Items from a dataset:
========

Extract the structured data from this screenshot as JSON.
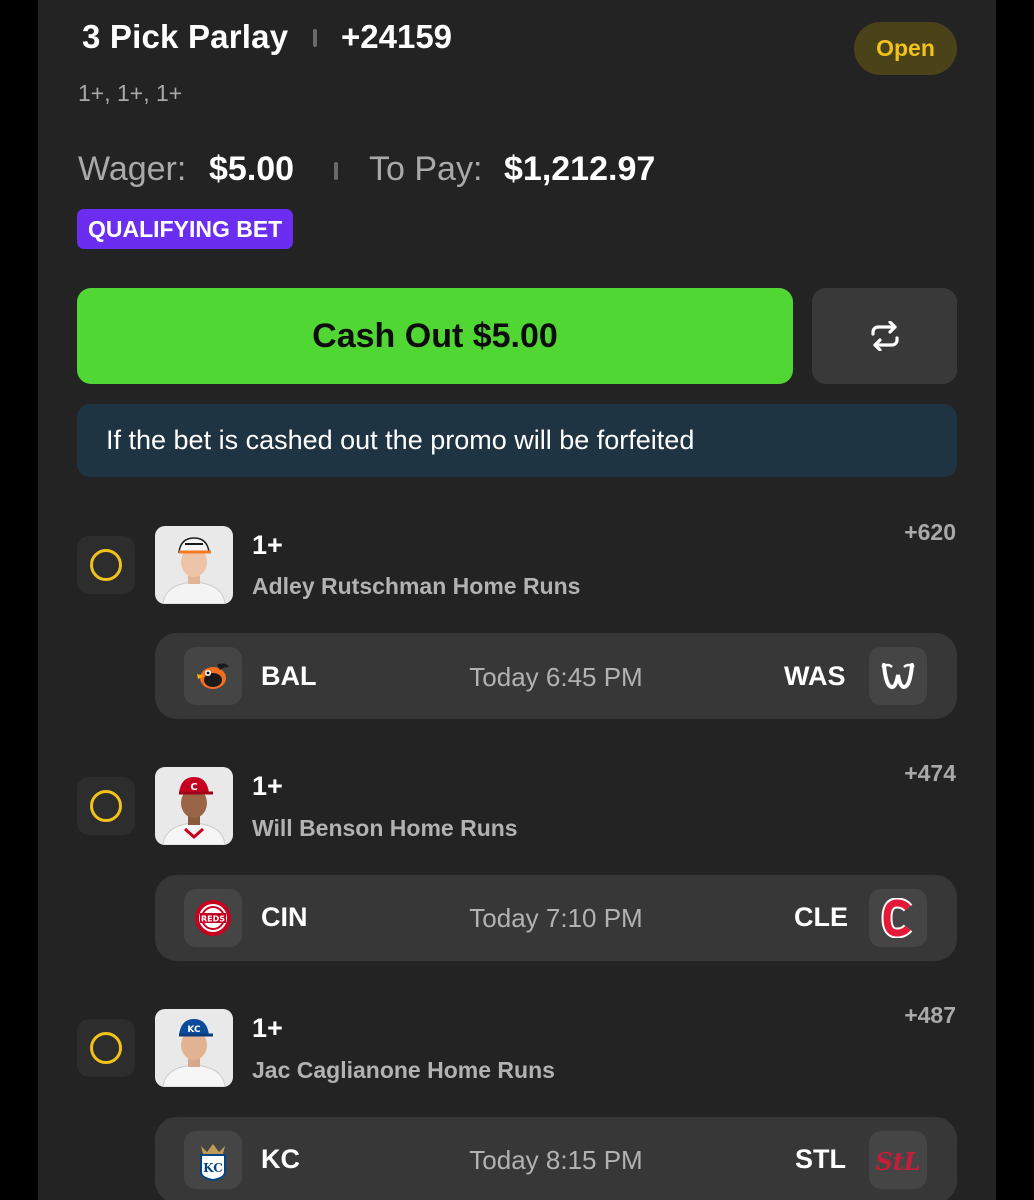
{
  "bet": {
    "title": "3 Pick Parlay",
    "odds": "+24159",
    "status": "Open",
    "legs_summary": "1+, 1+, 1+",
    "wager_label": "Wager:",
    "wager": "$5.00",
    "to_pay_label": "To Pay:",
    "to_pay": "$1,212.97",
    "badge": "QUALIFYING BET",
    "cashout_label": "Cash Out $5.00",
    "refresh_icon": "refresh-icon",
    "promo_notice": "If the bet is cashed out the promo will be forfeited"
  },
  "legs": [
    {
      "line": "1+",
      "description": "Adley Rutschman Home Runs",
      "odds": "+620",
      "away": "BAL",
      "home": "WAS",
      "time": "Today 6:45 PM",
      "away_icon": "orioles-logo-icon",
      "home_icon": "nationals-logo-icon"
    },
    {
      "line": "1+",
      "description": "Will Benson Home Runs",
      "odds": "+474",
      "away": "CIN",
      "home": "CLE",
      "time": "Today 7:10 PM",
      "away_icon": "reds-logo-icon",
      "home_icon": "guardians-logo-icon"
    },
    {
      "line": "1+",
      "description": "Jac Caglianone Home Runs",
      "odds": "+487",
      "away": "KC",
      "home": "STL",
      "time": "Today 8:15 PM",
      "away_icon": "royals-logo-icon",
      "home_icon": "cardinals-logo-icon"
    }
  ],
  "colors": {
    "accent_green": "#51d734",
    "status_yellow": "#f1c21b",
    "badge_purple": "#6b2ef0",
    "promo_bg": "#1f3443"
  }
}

========

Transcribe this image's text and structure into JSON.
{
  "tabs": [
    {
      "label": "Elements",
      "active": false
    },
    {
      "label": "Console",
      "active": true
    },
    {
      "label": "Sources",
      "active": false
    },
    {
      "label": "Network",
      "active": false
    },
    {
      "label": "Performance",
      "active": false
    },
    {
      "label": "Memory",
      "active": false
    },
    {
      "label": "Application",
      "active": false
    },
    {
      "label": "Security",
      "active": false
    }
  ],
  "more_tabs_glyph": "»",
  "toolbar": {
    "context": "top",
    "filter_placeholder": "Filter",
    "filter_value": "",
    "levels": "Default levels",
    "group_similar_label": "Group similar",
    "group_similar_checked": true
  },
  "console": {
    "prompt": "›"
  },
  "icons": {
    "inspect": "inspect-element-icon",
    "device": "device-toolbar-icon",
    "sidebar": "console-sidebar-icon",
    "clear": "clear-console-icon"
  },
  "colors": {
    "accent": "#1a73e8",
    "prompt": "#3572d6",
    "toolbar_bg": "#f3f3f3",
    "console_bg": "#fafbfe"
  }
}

========

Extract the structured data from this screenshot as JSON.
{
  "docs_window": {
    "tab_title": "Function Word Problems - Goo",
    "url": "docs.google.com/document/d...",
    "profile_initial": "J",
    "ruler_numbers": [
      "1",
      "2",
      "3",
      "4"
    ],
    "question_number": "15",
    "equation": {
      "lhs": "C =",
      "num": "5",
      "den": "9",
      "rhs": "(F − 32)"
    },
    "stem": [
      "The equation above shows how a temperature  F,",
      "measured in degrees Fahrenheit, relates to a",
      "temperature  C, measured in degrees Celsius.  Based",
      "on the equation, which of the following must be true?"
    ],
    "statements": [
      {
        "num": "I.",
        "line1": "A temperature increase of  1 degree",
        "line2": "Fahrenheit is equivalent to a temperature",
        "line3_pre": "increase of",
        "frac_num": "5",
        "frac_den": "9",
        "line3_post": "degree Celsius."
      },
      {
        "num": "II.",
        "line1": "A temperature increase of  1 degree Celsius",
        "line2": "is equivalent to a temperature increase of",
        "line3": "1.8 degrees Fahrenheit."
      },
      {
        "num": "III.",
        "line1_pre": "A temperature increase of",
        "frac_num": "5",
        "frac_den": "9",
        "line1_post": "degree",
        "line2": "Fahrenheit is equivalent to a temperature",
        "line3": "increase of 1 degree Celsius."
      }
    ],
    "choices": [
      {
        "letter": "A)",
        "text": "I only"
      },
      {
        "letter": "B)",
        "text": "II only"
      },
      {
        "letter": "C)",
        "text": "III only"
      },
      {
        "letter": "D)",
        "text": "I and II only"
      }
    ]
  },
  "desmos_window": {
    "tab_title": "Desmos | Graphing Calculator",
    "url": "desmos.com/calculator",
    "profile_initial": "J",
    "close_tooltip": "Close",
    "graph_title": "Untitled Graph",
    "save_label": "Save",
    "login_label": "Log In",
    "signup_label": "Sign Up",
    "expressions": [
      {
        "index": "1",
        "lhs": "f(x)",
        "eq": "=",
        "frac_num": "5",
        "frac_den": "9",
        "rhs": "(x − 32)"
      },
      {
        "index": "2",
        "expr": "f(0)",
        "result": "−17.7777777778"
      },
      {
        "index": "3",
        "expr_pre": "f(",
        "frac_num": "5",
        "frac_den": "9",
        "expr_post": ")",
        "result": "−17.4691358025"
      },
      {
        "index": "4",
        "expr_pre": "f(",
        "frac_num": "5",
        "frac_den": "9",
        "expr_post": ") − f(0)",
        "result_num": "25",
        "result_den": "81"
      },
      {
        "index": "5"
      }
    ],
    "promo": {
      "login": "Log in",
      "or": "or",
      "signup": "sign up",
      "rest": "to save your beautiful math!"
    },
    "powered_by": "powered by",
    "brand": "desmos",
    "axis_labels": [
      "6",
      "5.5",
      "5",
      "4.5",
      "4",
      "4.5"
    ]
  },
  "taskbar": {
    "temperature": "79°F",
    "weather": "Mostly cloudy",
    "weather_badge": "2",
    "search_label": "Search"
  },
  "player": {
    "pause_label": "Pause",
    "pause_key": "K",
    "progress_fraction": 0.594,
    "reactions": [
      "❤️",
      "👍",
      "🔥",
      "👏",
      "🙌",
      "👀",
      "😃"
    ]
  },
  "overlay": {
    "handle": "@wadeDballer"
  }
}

========

**Exercise aim:** Take every line that includes the string "measured" and copy it.

**Task solution:**
      "measured in degrees Fahrenheit, relates to a",
      "temperature  C, measured in degrees Celsius.  Based",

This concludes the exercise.